WORK TO BE COMPLETED — Copy each line holding the string "Google".
## START PROVIDED ENTRIES
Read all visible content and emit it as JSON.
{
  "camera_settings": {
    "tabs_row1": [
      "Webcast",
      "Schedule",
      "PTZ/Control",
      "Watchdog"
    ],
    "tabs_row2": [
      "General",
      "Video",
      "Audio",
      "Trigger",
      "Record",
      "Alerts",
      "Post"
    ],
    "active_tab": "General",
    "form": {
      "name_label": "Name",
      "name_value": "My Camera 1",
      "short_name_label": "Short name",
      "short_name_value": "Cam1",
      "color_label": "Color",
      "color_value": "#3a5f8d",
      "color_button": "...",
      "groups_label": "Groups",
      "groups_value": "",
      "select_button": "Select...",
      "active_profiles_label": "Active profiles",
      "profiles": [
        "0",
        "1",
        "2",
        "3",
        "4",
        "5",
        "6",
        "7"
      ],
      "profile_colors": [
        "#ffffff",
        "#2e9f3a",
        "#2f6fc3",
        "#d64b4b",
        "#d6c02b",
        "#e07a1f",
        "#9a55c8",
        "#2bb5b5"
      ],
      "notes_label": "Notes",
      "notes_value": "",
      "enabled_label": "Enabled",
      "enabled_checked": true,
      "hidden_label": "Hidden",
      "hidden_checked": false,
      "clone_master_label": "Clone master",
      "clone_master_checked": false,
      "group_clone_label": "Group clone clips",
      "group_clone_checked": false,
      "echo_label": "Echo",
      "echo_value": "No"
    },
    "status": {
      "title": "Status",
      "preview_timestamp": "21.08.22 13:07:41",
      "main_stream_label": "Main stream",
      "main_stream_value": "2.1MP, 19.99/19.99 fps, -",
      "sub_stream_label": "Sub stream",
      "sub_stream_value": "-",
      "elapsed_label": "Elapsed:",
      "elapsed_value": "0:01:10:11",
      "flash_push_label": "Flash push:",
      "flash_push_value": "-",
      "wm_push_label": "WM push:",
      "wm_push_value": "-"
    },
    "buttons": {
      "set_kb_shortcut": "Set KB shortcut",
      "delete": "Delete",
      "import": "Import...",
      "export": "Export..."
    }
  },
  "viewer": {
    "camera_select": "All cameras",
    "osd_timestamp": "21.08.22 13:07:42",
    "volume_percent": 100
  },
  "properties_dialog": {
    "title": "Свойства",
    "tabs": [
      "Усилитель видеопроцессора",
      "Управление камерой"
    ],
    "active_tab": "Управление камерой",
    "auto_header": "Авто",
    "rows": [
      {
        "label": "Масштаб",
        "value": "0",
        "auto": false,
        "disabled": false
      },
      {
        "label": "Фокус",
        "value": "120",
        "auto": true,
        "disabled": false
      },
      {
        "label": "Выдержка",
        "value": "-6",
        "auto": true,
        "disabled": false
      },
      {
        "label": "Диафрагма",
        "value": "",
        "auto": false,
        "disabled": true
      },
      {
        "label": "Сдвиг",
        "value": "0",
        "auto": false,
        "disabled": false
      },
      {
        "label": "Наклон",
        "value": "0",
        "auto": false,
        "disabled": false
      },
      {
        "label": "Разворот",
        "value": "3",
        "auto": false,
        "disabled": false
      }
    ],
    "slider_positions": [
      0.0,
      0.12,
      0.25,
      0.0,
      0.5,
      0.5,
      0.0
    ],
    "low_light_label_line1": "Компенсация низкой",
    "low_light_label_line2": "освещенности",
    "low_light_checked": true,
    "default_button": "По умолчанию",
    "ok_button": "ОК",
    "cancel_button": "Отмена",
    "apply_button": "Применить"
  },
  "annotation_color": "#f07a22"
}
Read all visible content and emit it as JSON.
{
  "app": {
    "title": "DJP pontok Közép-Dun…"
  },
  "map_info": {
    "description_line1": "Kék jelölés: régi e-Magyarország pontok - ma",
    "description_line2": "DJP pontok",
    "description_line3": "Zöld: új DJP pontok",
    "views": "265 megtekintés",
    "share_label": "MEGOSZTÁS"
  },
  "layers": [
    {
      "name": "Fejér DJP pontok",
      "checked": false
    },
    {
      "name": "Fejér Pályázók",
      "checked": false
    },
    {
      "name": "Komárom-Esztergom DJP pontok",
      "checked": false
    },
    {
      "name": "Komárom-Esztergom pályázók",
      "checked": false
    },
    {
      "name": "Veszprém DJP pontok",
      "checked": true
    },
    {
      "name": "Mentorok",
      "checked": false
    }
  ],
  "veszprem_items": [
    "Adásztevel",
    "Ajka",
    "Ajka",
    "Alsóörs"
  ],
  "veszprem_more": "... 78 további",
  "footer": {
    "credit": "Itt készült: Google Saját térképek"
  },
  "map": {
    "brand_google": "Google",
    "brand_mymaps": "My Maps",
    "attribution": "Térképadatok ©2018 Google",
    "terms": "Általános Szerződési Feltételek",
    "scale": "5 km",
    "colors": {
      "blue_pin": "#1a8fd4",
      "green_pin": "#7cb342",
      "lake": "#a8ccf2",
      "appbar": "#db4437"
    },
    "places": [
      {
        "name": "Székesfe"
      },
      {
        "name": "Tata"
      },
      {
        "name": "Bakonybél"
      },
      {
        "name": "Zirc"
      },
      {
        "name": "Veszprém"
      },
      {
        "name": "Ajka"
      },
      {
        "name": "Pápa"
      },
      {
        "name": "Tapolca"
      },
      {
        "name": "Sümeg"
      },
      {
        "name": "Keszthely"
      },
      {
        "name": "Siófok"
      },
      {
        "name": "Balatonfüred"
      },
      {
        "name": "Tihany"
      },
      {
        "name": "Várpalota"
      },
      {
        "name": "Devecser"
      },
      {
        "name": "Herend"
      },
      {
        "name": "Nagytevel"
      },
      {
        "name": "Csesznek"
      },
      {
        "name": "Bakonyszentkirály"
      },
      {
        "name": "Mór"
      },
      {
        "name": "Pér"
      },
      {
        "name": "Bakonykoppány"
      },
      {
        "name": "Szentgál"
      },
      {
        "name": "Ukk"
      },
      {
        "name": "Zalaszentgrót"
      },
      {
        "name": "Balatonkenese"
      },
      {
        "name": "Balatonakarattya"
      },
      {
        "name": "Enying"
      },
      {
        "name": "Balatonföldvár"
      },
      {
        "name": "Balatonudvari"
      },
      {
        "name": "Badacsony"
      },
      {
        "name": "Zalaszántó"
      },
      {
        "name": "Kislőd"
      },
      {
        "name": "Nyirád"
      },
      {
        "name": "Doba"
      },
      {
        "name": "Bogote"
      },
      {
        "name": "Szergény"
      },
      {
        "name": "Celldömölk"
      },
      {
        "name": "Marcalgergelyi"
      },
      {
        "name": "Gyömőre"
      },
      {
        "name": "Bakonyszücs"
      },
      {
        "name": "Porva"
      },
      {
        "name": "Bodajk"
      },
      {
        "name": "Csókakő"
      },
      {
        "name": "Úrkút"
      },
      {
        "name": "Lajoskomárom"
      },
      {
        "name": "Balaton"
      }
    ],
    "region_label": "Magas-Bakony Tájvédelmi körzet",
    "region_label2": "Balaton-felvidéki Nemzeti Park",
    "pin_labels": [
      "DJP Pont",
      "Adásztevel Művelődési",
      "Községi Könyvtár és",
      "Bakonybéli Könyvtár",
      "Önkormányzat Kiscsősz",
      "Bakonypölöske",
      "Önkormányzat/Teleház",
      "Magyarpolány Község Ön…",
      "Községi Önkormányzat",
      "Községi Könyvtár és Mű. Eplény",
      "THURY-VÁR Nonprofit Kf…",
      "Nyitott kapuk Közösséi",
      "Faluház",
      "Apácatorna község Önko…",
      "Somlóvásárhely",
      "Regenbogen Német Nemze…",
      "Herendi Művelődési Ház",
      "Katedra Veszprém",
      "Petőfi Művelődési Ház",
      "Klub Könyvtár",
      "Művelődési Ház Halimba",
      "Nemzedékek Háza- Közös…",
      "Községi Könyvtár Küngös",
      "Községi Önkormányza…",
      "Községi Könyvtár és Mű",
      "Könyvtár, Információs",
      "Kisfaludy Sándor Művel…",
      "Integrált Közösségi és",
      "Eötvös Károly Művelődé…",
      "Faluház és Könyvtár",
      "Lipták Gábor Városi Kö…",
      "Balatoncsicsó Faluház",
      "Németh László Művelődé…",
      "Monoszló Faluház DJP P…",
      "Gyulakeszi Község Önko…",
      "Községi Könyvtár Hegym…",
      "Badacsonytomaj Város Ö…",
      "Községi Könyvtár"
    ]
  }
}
## END PROVIDED ENTRIES
RESULT —
    "credit": "Itt készült: Google Saját térképek"
    "brand_google": "Google",
    "attribution": "Térképadatok ©2018 Google",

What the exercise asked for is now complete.